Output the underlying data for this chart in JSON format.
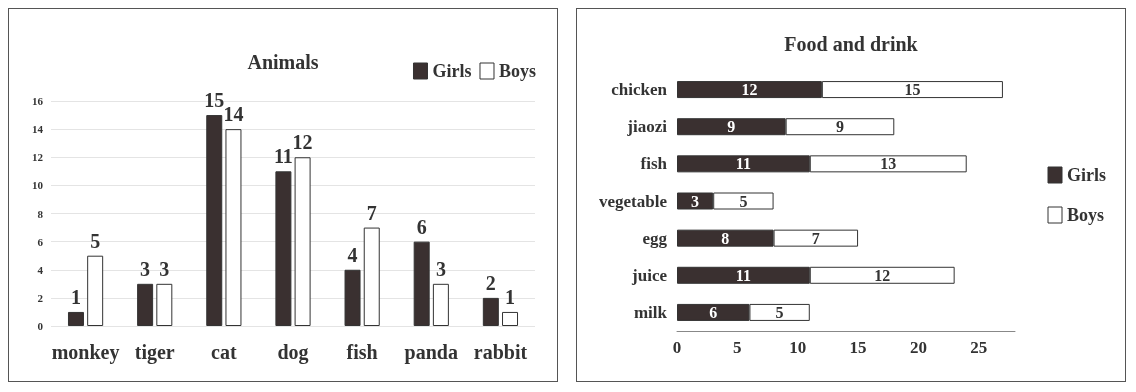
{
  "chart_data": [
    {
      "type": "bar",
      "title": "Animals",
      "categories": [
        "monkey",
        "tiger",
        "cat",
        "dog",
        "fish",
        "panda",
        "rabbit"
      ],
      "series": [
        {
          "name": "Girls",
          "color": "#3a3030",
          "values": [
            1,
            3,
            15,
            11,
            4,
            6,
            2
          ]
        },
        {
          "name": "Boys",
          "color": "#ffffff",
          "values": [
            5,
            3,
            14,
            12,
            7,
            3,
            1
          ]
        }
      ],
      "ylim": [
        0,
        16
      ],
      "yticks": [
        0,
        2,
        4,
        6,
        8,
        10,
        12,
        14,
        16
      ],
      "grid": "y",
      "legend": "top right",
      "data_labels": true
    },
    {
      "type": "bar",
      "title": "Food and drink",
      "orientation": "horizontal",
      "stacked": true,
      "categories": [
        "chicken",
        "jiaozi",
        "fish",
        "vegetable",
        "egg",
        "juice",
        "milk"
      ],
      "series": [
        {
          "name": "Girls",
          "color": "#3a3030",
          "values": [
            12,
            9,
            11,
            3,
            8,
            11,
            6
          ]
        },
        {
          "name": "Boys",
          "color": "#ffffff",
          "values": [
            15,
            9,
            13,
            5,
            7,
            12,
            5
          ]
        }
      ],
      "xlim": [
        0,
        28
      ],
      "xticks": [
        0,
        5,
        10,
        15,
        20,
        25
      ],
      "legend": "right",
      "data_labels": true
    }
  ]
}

______________________________

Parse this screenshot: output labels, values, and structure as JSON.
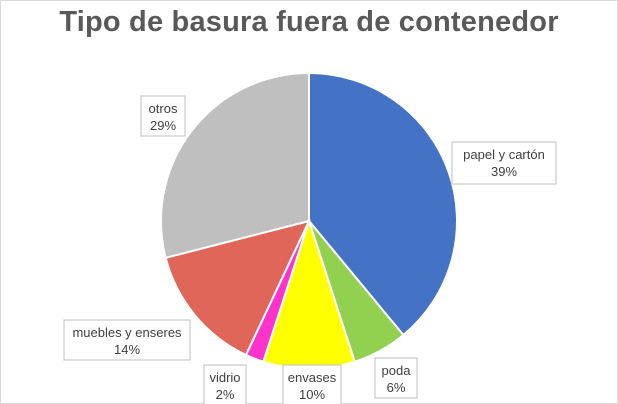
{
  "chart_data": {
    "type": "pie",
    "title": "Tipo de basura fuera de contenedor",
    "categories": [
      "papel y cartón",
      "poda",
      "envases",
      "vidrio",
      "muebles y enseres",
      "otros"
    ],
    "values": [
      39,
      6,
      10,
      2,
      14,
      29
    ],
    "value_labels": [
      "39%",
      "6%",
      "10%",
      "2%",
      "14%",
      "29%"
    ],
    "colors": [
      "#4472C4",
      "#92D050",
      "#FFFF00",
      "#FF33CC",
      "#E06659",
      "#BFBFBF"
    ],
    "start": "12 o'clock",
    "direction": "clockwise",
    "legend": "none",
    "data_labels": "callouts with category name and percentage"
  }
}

______________________________

_EXERCISE_. Copy every line of the listing where the word "this" appears.

_EXERCISE RESULT_.
Output the underlying data for this chart in JSON format.
Parse this screenshot: output labels, values, and structure as JSON.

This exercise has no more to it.